◆ **Tasks to complete**:
1) According to the verbenone text, the oil of which plant is verbenone the primary constituent of?
2) Please output the part of the verbenone text starting at "Verbenone is a natural" and ending at "pine bark beetle.", word for word.

◆ **Text section**:
Verbenone is a natural organic compound classified as a terpene that is found naturally in a variety of plants. The chemical has a pleasant characteristic odor. Besides being a natural constituent of plants, it and its analogs are insect pheromones. In particular, verbenone when formulated in a long-lasting matrix has an important role in the control of bark beetles such as the mountain pine beetle and the Southern pine bark beetle.

==Chemistry==
Verbenone is a monoterpene, to be specific a bicyclic ketone terpene. It is the primary constituent of the oil of Spanish verbena, hence its name; it is also found in the oil of rosemary. It is nearly insoluble in water, but miscible with most organic solvents.

◆ **Records shown**:
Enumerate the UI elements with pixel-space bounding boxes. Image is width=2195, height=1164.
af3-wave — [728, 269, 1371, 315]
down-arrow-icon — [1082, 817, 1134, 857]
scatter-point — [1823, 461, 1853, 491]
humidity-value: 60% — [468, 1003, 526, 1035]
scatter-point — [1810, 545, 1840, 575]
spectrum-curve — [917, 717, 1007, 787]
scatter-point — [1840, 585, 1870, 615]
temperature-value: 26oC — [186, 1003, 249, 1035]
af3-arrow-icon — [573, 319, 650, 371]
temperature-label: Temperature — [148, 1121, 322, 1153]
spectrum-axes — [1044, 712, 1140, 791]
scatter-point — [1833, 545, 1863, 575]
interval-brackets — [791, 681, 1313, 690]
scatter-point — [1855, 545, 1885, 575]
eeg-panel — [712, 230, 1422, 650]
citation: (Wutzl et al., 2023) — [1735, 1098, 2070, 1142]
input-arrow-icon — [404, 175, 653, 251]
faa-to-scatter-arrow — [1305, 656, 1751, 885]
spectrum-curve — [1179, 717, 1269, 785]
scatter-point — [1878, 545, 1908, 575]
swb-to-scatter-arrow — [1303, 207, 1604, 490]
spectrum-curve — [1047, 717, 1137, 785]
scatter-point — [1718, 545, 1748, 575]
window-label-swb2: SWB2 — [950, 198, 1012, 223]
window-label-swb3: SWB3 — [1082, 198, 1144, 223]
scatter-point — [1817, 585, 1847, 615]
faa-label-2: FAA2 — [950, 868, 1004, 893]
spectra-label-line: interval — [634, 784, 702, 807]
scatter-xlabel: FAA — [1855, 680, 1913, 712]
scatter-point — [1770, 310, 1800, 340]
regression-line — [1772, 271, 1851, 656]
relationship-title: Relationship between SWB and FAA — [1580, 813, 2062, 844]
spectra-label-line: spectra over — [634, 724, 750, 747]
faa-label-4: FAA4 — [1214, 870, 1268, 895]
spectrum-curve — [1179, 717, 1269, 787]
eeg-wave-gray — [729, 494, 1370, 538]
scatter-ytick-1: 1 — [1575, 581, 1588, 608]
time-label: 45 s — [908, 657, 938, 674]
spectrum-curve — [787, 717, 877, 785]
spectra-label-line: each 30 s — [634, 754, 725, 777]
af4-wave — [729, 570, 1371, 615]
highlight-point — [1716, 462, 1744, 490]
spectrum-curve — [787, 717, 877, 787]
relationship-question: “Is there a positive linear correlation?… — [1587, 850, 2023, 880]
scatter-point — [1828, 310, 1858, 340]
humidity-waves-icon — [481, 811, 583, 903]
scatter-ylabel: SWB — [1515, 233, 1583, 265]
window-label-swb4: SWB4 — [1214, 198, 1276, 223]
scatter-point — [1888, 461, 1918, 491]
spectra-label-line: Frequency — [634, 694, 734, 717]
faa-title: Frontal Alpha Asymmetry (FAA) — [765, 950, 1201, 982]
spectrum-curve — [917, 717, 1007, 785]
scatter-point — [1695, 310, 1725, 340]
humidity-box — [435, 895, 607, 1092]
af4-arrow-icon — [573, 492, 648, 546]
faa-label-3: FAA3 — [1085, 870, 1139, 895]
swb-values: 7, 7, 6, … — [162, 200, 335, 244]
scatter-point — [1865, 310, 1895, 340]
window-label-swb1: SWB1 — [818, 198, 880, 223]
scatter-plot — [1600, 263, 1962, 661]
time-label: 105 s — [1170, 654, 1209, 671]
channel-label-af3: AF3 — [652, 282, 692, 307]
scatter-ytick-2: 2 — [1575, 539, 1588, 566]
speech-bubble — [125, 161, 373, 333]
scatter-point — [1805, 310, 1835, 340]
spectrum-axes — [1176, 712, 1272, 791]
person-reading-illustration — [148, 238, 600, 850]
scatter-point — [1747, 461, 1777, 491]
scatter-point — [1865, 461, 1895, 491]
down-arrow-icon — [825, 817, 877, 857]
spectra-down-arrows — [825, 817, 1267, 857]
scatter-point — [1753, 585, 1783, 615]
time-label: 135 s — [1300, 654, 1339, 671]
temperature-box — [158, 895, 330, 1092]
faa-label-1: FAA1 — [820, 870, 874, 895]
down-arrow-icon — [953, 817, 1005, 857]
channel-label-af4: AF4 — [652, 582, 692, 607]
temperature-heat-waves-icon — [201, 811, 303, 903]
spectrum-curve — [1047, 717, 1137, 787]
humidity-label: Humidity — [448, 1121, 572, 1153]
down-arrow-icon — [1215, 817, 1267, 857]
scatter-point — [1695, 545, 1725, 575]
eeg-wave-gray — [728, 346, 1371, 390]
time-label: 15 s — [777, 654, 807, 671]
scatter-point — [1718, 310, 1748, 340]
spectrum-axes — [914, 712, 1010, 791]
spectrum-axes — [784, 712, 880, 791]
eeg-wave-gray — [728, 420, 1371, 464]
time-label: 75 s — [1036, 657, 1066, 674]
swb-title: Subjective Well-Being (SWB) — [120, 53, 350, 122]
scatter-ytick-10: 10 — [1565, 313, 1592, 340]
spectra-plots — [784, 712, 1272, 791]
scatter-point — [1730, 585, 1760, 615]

◆ **Per-task answers**:
1) Spanish verbena

2)
Verbenone is a natural organic compound classified as a terpene that is found naturally in a variety of plants. The chemical has a pleasant characteristic odor. Besides being a natural constituent of plants, it and its analogs are insect pheromones. In particular, verbenone when formulated in a long-lasting matrix has an important role in the control of bark beetles such as the mountain pine beetle and the Southern pine bark beetle.